>>>>

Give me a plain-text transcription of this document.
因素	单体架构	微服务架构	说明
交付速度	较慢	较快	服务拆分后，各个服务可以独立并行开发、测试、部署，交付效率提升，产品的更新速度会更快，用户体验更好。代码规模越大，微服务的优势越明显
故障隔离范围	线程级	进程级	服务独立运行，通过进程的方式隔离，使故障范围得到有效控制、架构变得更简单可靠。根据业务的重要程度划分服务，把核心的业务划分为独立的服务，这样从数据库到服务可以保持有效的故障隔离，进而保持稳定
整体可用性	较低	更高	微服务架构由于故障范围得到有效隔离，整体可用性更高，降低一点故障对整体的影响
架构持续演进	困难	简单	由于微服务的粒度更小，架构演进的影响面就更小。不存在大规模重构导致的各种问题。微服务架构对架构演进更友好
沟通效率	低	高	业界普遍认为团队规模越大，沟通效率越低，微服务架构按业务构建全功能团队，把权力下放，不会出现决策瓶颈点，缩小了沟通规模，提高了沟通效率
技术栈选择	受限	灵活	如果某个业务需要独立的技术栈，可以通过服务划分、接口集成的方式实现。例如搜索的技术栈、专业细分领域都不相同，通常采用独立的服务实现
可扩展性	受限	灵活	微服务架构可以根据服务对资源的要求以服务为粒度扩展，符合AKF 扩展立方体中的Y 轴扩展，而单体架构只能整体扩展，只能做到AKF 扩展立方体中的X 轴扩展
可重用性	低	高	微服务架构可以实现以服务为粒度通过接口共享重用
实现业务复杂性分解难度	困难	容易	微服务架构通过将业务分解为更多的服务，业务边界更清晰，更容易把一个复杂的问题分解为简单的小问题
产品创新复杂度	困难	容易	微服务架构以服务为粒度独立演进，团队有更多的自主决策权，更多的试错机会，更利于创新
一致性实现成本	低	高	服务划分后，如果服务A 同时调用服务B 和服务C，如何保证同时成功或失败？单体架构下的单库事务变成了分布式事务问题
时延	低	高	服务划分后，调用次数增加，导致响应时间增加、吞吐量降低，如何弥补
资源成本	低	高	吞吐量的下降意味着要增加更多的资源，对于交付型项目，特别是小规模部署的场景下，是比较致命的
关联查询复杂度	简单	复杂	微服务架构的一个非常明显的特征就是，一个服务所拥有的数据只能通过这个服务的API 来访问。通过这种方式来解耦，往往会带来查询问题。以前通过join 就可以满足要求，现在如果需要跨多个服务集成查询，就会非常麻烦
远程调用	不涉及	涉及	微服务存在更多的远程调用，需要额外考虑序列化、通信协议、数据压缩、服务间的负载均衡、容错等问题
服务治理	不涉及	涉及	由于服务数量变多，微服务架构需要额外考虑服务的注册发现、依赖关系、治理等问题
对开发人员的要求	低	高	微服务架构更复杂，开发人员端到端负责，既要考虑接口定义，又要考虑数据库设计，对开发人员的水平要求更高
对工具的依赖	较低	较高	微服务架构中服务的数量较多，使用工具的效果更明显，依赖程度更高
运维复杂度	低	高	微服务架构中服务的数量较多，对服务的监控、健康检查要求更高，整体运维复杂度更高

<<<<

→ TASK TO COMPLETE:
Write out every entry exactly as given.

→ WRITTEN RESPONSE:
Give me a plain-text transcription of this document.
因素	单体架构	微服务架构	说明
交付速度	较慢	较快	服务拆分后，各个服务可以独立并行开发、测试、部署，交付效率提升，产品的更新速度会更快，用户体验更好。代码规模越大，微服务的优势越明显
故障隔离范围	线程级	进程级	服务独立运行，通过进程的方式隔离，使故障范围得到有效控制、架构变得更简单可靠。根据业务的重要程度划分服务，把核心的业务划分为独立的服务，这样从数据库到服务可以保持有效的故障隔离，进而保持稳定
整体可用性	较低	更高	微服务架构由于故障范围得到有效隔离，整体可用性更高，降低一点故障对整体的影响
架构持续演进	困难	简单	由于微服务的粒度更小，架构演进的影响面就更小。不存在大规模重构导致的各种问题。微服务架构对架构演进更友好
沟通效率	低	高	业界普遍认为团队规模越大，沟通效率越低，微服务架构按业务构建全功能团队，把权力下放，不会出现决策瓶颈点，缩小了沟通规模，提高了沟通效率
技术栈选择	受限	灵活	如果某个业务需要独立的技术栈，可以通过服务划分、接口集成的方式实现。例如搜索的技术栈、专业细分领域都不相同，通常采用独立的服务实现
可扩展性	受限	灵活	微服务架构可以根据服务对资源的要求以服务为粒度扩展，符合AKF 扩展立方体中的Y 轴扩展，而单体架构只能整体扩展，只能做到AKF 扩展立方体中的X 轴扩展
可重用性	低	高	微服务架构可以实现以服务为粒度通过接口共享重用
实现业务复杂性分解难度	困难	容易	微服务架构通过将业务分解为更多的服务，业务边界更清晰，更容易把一个复杂的问题分解为简单的小问题
产品创新复杂度	困难	容易	微服务架构以服务为粒度独立演进，团队有更多的自主决策权，更多的试错机会，更利于创新
一致性实现成本	低	高	服务划分后，如果服务A 同时调用服务B 和服务C，如何保证同时成功或失败？单体架构下的单库事务变成了分布式事务问题
时延	低	高	服务划分后，调用次数增加，导致响应时间增加、吞吐量降低，如何弥补
资源成本	低	高	吞吐量的下降意味着要增加更多的资源，对于交付型项目，特别是小规模部署的场景下，是比较致命的
关联查询复杂度	简单	复杂	微服务架构的一个非常明显的特征就是，一个服务所拥有的数据只能通过这个服务的API 来访问。通过这种方式来解耦，往往会带来查询问题。以前通过join 就可以满足要求，现在如果需要跨多个服务集成查询，就会非常麻烦
远程调用	不涉及	涉及	微服务存在更多的远程调用，需要额外考虑序列化、通信协议、数据压缩、服务间的负载均衡、容错等问题
服务治理	不涉及	涉及	由于服务数量变多，微服务架构需要额外考虑服务的注册发现、依赖关系、治理等问题
对开发人员的要求	低	高	微服务架构更复杂，开发人员端到端负责，既要考虑接口定义，又要考虑数据库设计，对开发人员的水平要求更高
对工具的依赖	较低	较高	微服务架构中服务的数量较多，使用工具的效果更明显，依赖程度更高
运维复杂度	低	高	微服务架构中服务的数量较多，对服务的监控、健康检查要求更高，整体运维复杂度更高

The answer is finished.